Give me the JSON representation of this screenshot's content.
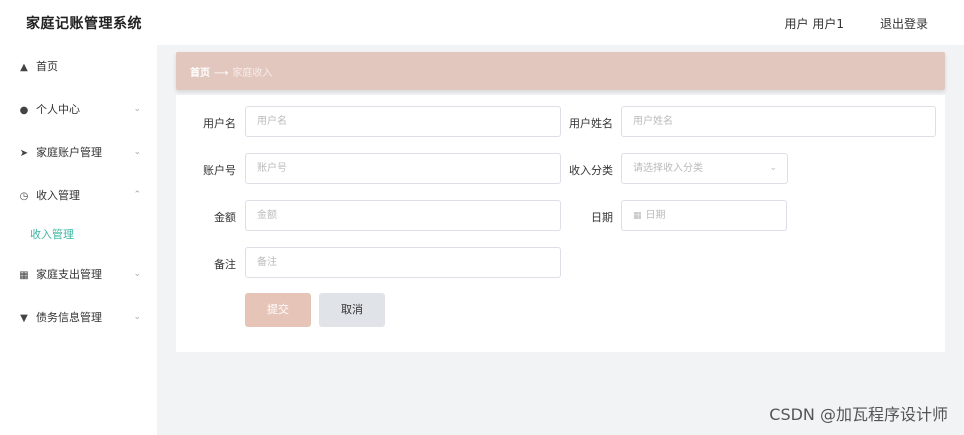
{
  "header": {
    "app_title": "家庭记账管理系统",
    "user_label": "用户 用户1",
    "logout_label": "退出登录"
  },
  "sidebar": {
    "items": [
      {
        "label": "首页",
        "icon": "home-icon"
      },
      {
        "label": "个人中心",
        "icon": "user-icon"
      },
      {
        "label": "家庭账户管理",
        "icon": "send-icon"
      },
      {
        "label": "收入管理",
        "icon": "clock-icon"
      },
      {
        "label": "家庭支出管理",
        "icon": "grid-icon"
      },
      {
        "label": "债务信息管理",
        "icon": "pin-icon"
      }
    ],
    "sub_item": {
      "label": "收入管理"
    }
  },
  "breadcrumb": {
    "home": "首页",
    "current": "家庭收入"
  },
  "form": {
    "username": {
      "label": "用户名",
      "placeholder": "用户名"
    },
    "realname": {
      "label": "用户姓名",
      "placeholder": "用户姓名"
    },
    "account": {
      "label": "账户号",
      "placeholder": "账户号"
    },
    "category": {
      "label": "收入分类",
      "placeholder": "请选择收入分类"
    },
    "amount": {
      "label": "金额",
      "placeholder": "金额"
    },
    "date": {
      "label": "日期",
      "placeholder": "日期"
    },
    "note": {
      "label": "备注",
      "placeholder": "备注"
    },
    "submit_label": "提交",
    "cancel_label": "取消"
  },
  "watermark": "CSDN @加瓦程序设计师",
  "colors": {
    "accent": "#3cb6a3",
    "breadcrumb_bg": "#e2c7bf",
    "submit_bg": "#e6c5b8",
    "cancel_bg": "#e0e3e8"
  }
}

> _EXERCISE GOAL_
Transcribe the preceding listing in its entirety and with exact wording, leaving out pictures.

> _FULL ANSWER_
Give me the JSON representation of this screenshot's content.
{
  "header": {
    "app_title": "家庭记账管理系统",
    "user_label": "用户 用户1",
    "logout_label": "退出登录"
  },
  "sidebar": {
    "items": [
      {
        "label": "首页",
        "icon": "home-icon"
      },
      {
        "label": "个人中心",
        "icon": "user-icon"
      },
      {
        "label": "家庭账户管理",
        "icon": "send-icon"
      },
      {
        "label": "收入管理",
        "icon": "clock-icon"
      },
      {
        "label": "家庭支出管理",
        "icon": "grid-icon"
      },
      {
        "label": "债务信息管理",
        "icon": "pin-icon"
      }
    ],
    "sub_item": {
      "label": "收入管理"
    }
  },
  "breadcrumb": {
    "home": "首页",
    "current": "家庭收入"
  },
  "form": {
    "username": {
      "label": "用户名",
      "placeholder": "用户名"
    },
    "realname": {
      "label": "用户姓名",
      "placeholder": "用户姓名"
    },
    "account": {
      "label": "账户号",
      "placeholder": "账户号"
    },
    "category": {
      "label": "收入分类",
      "placeholder": "请选择收入分类"
    },
    "amount": {
      "label": "金额",
      "placeholder": "金额"
    },
    "date": {
      "label": "日期",
      "placeholder": "日期"
    },
    "note": {
      "label": "备注",
      "placeholder": "备注"
    },
    "submit_label": "提交",
    "cancel_label": "取消"
  },
  "watermark": "CSDN @加瓦程序设计师",
  "colors": {
    "accent": "#3cb6a3",
    "breadcrumb_bg": "#e2c7bf",
    "submit_bg": "#e6c5b8",
    "cancel_bg": "#e0e3e8"
  }
}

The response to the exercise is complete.